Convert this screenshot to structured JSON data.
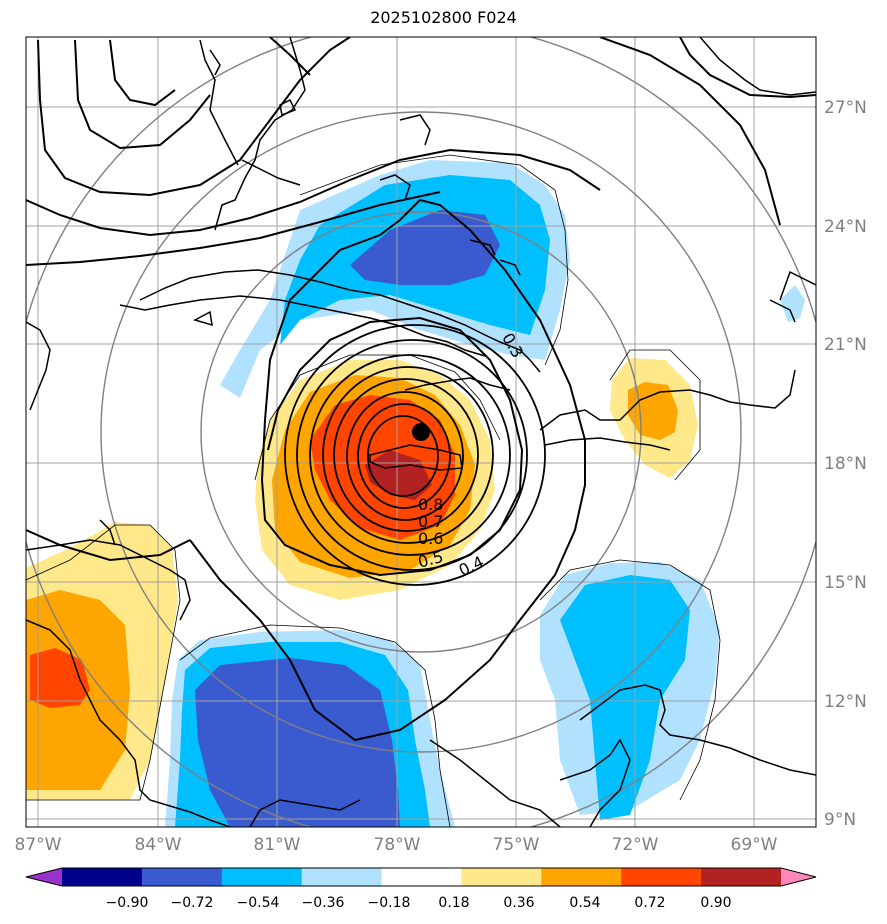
{
  "title": "2025102800 F024",
  "map": {
    "lon_labels": [
      "87°W",
      "84°W",
      "81°W",
      "78°W",
      "75°W",
      "72°W",
      "69°W"
    ],
    "lat_labels": [
      "27°N",
      "24°N",
      "21°N",
      "18°N",
      "15°N",
      "12°N",
      "9°N"
    ],
    "contour_labels": [
      "0.3",
      "0.4",
      "0.5",
      "0.6",
      "0.7",
      "0.8"
    ],
    "center_marker": "storm-center",
    "colors": {
      "grid": "#a0a0a0",
      "tick_text": "#808080"
    }
  },
  "colorbar": {
    "ticks": [
      "−0.90",
      "−0.72",
      "−0.54",
      "−0.36",
      "−0.18",
      "0.18",
      "0.36",
      "0.54",
      "0.72",
      "0.90"
    ],
    "colors": [
      "#9932cc",
      "#00008b",
      "#3a5bd0",
      "#00bfff",
      "#b0e2ff",
      "#ffffff",
      "#ffe88a",
      "#ffa500",
      "#ff4500",
      "#b22222",
      "#ff88bb"
    ]
  }
}
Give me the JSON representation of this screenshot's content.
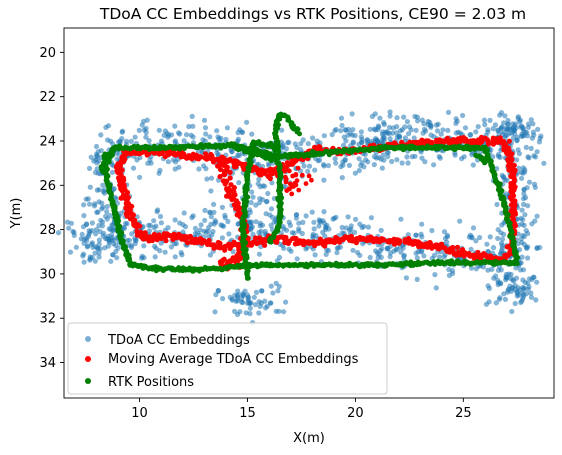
{
  "chart_data": {
    "type": "scatter",
    "title": "TDoA CC Embeddings vs RTK Positions, CE90 = 2.03 m",
    "xlabel": "X(m)",
    "ylabel": "Y(m)",
    "xlim": [
      6.5,
      29.2
    ],
    "ylim": [
      35.6,
      18.9
    ],
    "y_inverted": true,
    "x_ticks": [
      10,
      15,
      20,
      25
    ],
    "y_ticks": [
      20,
      22,
      24,
      26,
      28,
      30,
      32,
      34
    ],
    "grid": false,
    "legend_position": "lower-left",
    "colors": {
      "embeddings": "#1f77b4",
      "moving_average": "#ff0000",
      "rtk": "#008000"
    },
    "series": [
      {
        "name": "TDoA CC Embeddings",
        "style": "scatter-cloud",
        "path_x": [
          8.5,
          16,
          16,
          22,
          27.5,
          27.5,
          22,
          15.5,
          10,
          8.5,
          8.5
        ],
        "path_y": [
          24.2,
          24.4,
          25.0,
          24.0,
          24.0,
          29.5,
          28.8,
          28.0,
          28.3,
          28.6,
          24.2
        ],
        "clusters": [
          {
            "x": 8.0,
            "y": 28.6,
            "sx": 0.8,
            "sy": 0.5
          },
          {
            "x": 21.5,
            "y": 23.6,
            "sx": 1.2,
            "sy": 0.5
          },
          {
            "x": 27.3,
            "y": 23.6,
            "sx": 0.6,
            "sy": 0.4
          },
          {
            "x": 27.3,
            "y": 30.8,
            "sx": 0.6,
            "sy": 0.4
          },
          {
            "x": 15.2,
            "y": 31.2,
            "sx": 0.8,
            "sy": 0.4
          },
          {
            "x": 15.0,
            "y": 26.8,
            "sx": 0.8,
            "sy": 0.9
          }
        ]
      },
      {
        "name": "Moving Average TDoA CC Embeddings",
        "style": "dense-line",
        "x": [
          9.0,
          9.4,
          11.0,
          12.5,
          13.8,
          15.0,
          16.0,
          17.0,
          18.3,
          19.5,
          21.0,
          23.0,
          25.0,
          26.5,
          27.0,
          27.3,
          27.3,
          27.2,
          27.0,
          25.5,
          23.5,
          21.5,
          19.5,
          18.0,
          16.5,
          15.0,
          14.0,
          13.0,
          11.5,
          10.2,
          9.5,
          9.2,
          9.0
        ],
        "y": [
          25.2,
          24.5,
          24.5,
          24.7,
          24.8,
          25.2,
          25.5,
          25.0,
          24.4,
          24.5,
          24.3,
          24.1,
          24.0,
          24.0,
          24.1,
          25.5,
          28.0,
          29.0,
          29.3,
          29.2,
          28.7,
          28.5,
          28.4,
          28.6,
          28.4,
          28.6,
          28.8,
          28.6,
          28.3,
          28.4,
          27.2,
          26.0,
          25.2
        ],
        "extra_x": [
          13.8,
          14.2,
          14.7,
          14.9,
          14.6,
          14.0,
          13.9
        ],
        "extra_y": [
          24.9,
          26.2,
          27.3,
          28.4,
          29.5,
          29.7,
          29.3
        ],
        "cluster": {
          "x": 17.0,
          "y": 25.9,
          "sx": 0.35,
          "sy": 0.3
        }
      },
      {
        "name": "RTK Positions",
        "style": "dense-line",
        "x": [
          8.4,
          8.3,
          8.8,
          11.5,
          14.5,
          16.5,
          19.0,
          21.5,
          24.5,
          26.0,
          26.8,
          27.2,
          27.4,
          27.5,
          26.5,
          24.0,
          21.0,
          18.0,
          15.5,
          13.0,
          11.0,
          9.6,
          9.2,
          8.8,
          8.5,
          8.4
        ],
        "y": [
          24.6,
          25.4,
          24.3,
          24.3,
          24.2,
          24.7,
          24.5,
          24.3,
          24.3,
          24.3,
          26.5,
          28.0,
          29.0,
          29.5,
          29.5,
          29.5,
          29.6,
          29.6,
          29.6,
          29.8,
          29.8,
          29.6,
          28.5,
          27.0,
          25.8,
          24.6
        ],
        "inner_x": [
          16.3,
          16.2,
          15.3,
          15.0,
          14.9,
          14.8,
          14.9,
          15.0,
          15.0
        ],
        "inner_y": [
          24.4,
          24.2,
          24.1,
          25.5,
          26.5,
          28.0,
          29.2,
          29.8,
          30.2
        ],
        "inner2_x": [
          14.5,
          15.8,
          16.5,
          16.5,
          16.0
        ],
        "inner2_y": [
          24.3,
          24.7,
          25.0,
          27.8,
          28.6
        ],
        "spur_x": [
          16.4,
          16.3,
          16.5,
          16.8,
          17.1,
          17.4
        ],
        "spur_y": [
          24.5,
          23.5,
          22.8,
          22.9,
          23.3,
          23.6
        ],
        "ext_x": [
          25.6,
          25.9,
          26.0
        ],
        "ext_y": [
          24.6,
          24.8,
          25.0
        ]
      }
    ]
  }
}
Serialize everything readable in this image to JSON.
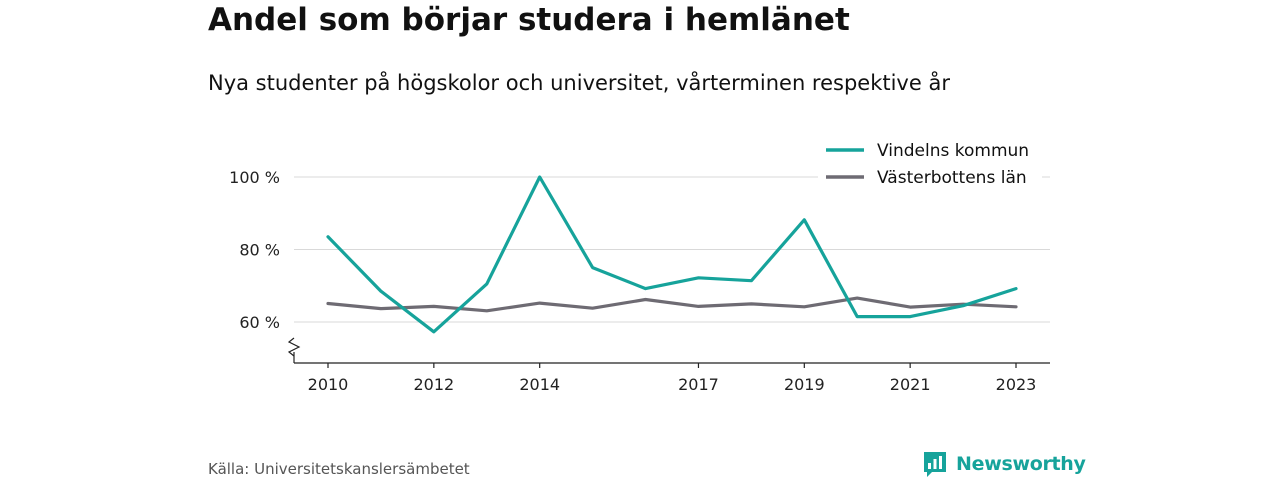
{
  "header": {
    "title": "Andel som börjar studera i hemlänet",
    "subtitle": "Nya studenter på högskolor och universitet, vårterminen respektive år"
  },
  "chart_data": {
    "type": "line",
    "x": [
      2010,
      2011,
      2012,
      2013,
      2014,
      2015,
      2016,
      2017,
      2018,
      2019,
      2020,
      2021,
      2022,
      2023
    ],
    "x_tick_labels": [
      "2010",
      "2012",
      "2014",
      "2017",
      "2019",
      "2021",
      "2023"
    ],
    "x_tick_values": [
      2010,
      2012,
      2014,
      2017,
      2019,
      2021,
      2023
    ],
    "y_tick_values": [
      60,
      80,
      100
    ],
    "y_tick_labels": [
      "60 %",
      "80 %",
      "100 %"
    ],
    "ylim": [
      48,
      105
    ],
    "broken_y_axis": true,
    "grid": true,
    "legend_position": "top-right",
    "series": [
      {
        "name": "Vindelns kommun",
        "color": "#16a39b",
        "values": [
          83.5,
          68.5,
          57.3,
          70.5,
          100,
          75,
          69.2,
          72.2,
          71.4,
          88.2,
          61.5,
          61.5,
          64.5,
          69.2
        ]
      },
      {
        "name": "Västerbottens län",
        "color": "#6e6b73",
        "values": [
          65.1,
          63.7,
          64.3,
          63.1,
          65.2,
          63.8,
          66.2,
          64.3,
          65.0,
          64.2,
          66.6,
          64.1,
          64.9,
          64.2
        ]
      }
    ]
  },
  "footer": {
    "source": "Källa: Universitetskanslersämbetet",
    "brand": "Newsworthy"
  }
}
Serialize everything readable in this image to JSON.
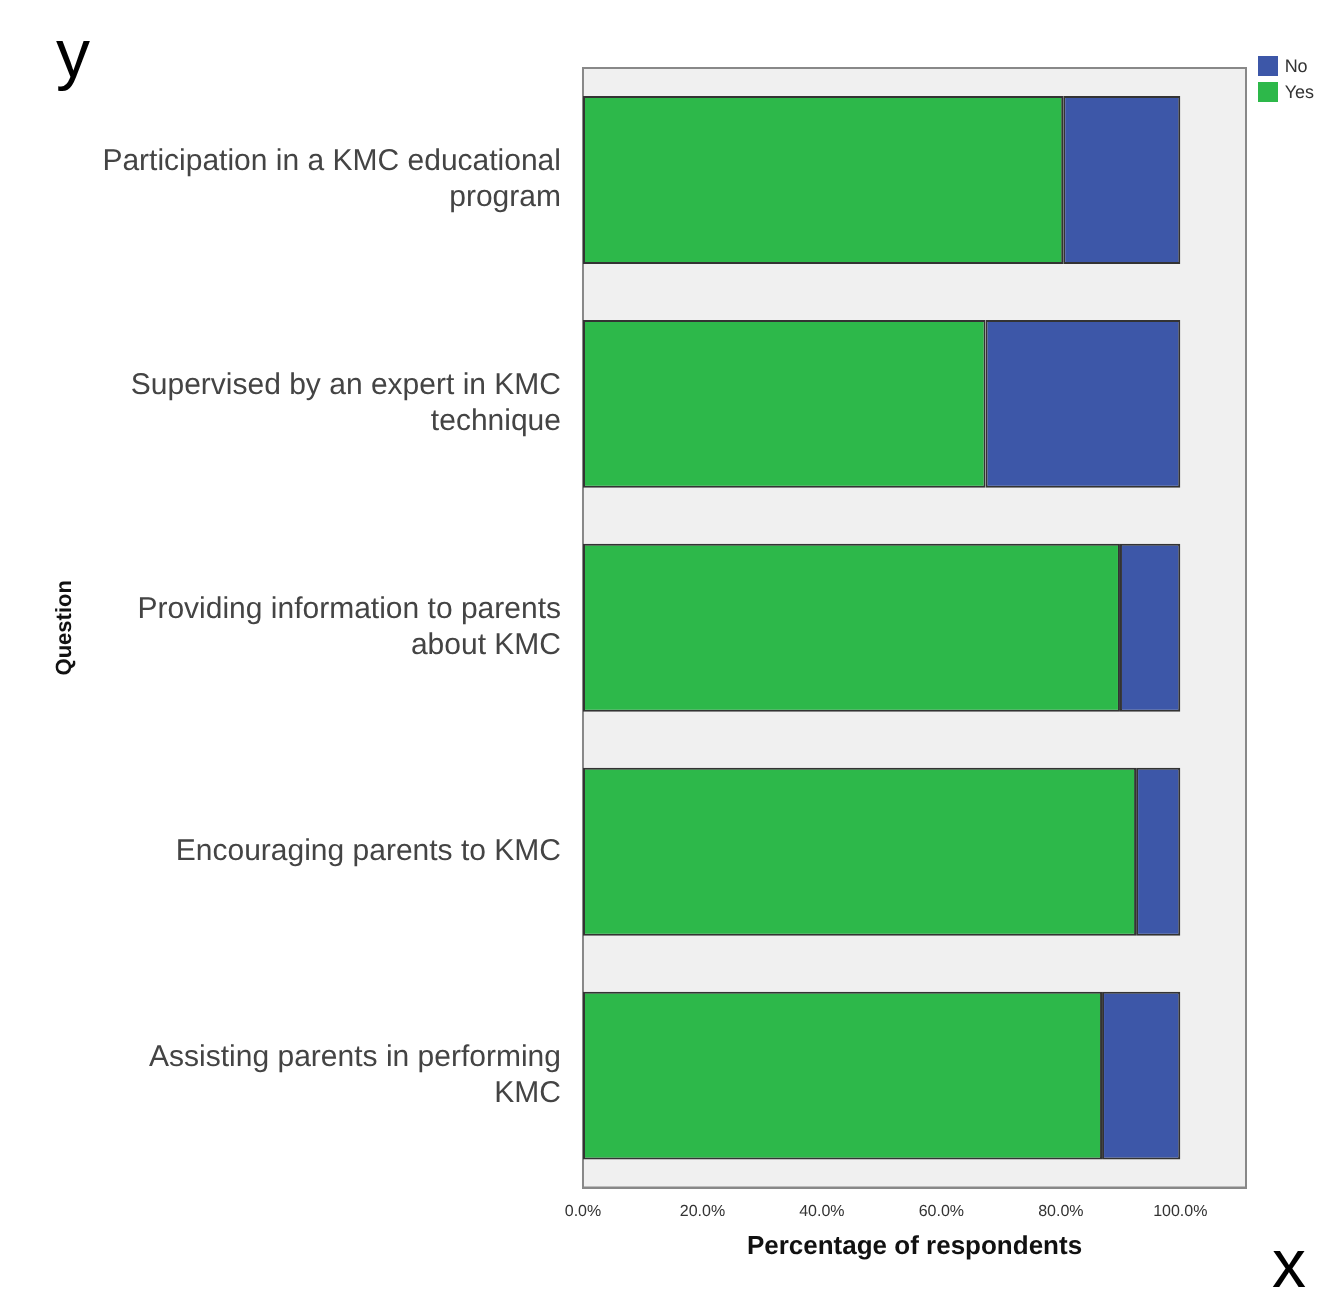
{
  "chart_data": {
    "type": "bar",
    "orientation": "horizontal",
    "stacked": true,
    "xlabel": "Percentage of respondents",
    "ylabel": "Question",
    "categories": [
      "Participation in a KMC educational program",
      "Supervised by an expert in KMC technique",
      "Providing information to parents about KMC",
      "Encouraging parents to KMC",
      "Assisting parents in performing KMC"
    ],
    "series": [
      {
        "name": "Yes",
        "color": "#2db84a",
        "values": [
          80.4,
          67.4,
          89.9,
          92.6,
          86.9
        ]
      },
      {
        "name": "No",
        "color": "#3d57a8",
        "values": [
          19.6,
          32.6,
          10.1,
          7.4,
          13.1
        ]
      }
    ],
    "xlim": [
      0,
      111
    ],
    "xticks": [
      {
        "value": 0,
        "label": "0.0%"
      },
      {
        "value": 20,
        "label": "20.0%"
      },
      {
        "value": 40,
        "label": "40.0%"
      },
      {
        "value": 60,
        "label": "60.0%"
      },
      {
        "value": 80,
        "label": "80.0%"
      },
      {
        "value": 100,
        "label": "100.0%"
      }
    ],
    "grid": false,
    "legend": "top right",
    "annotations": [
      "y",
      "x"
    ]
  }
}
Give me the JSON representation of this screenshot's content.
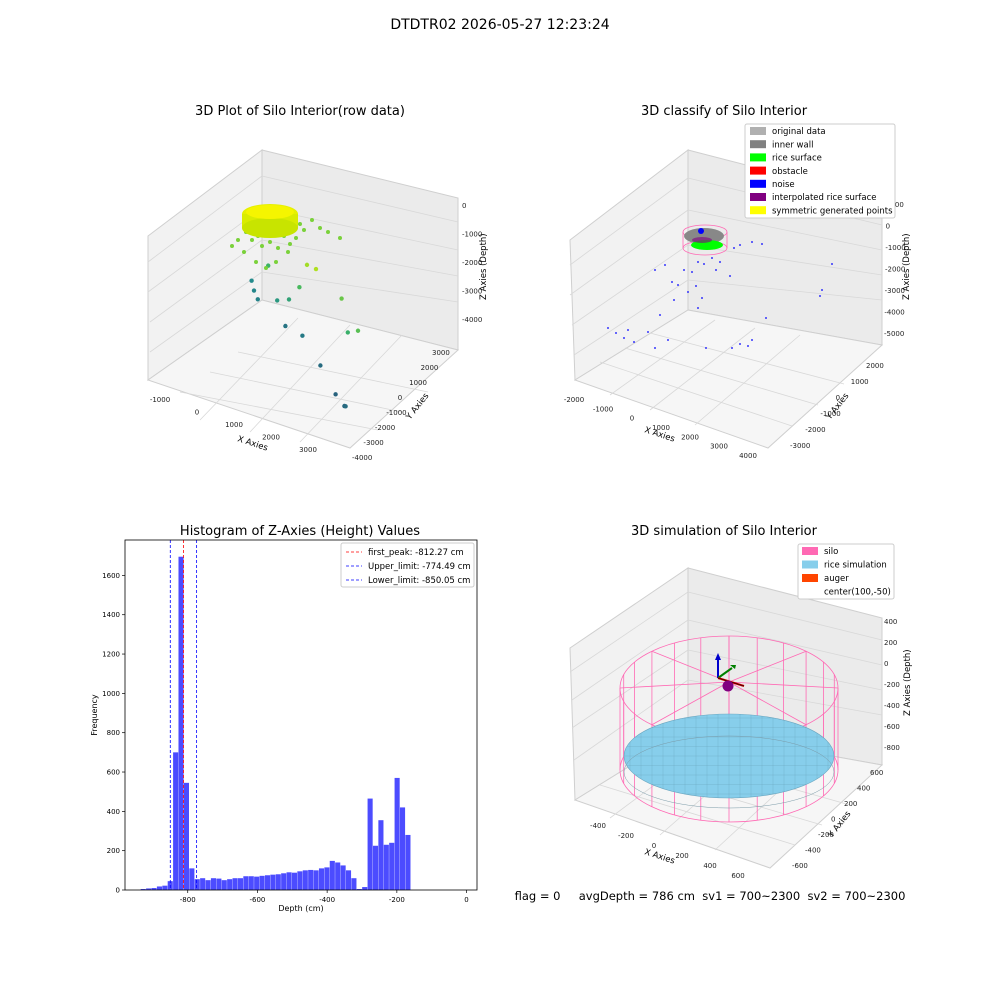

# [Work to complete]
Report the number of lines in the entries above that include the word "Positions" and add nothing to it.

# [Response to the exercise]
2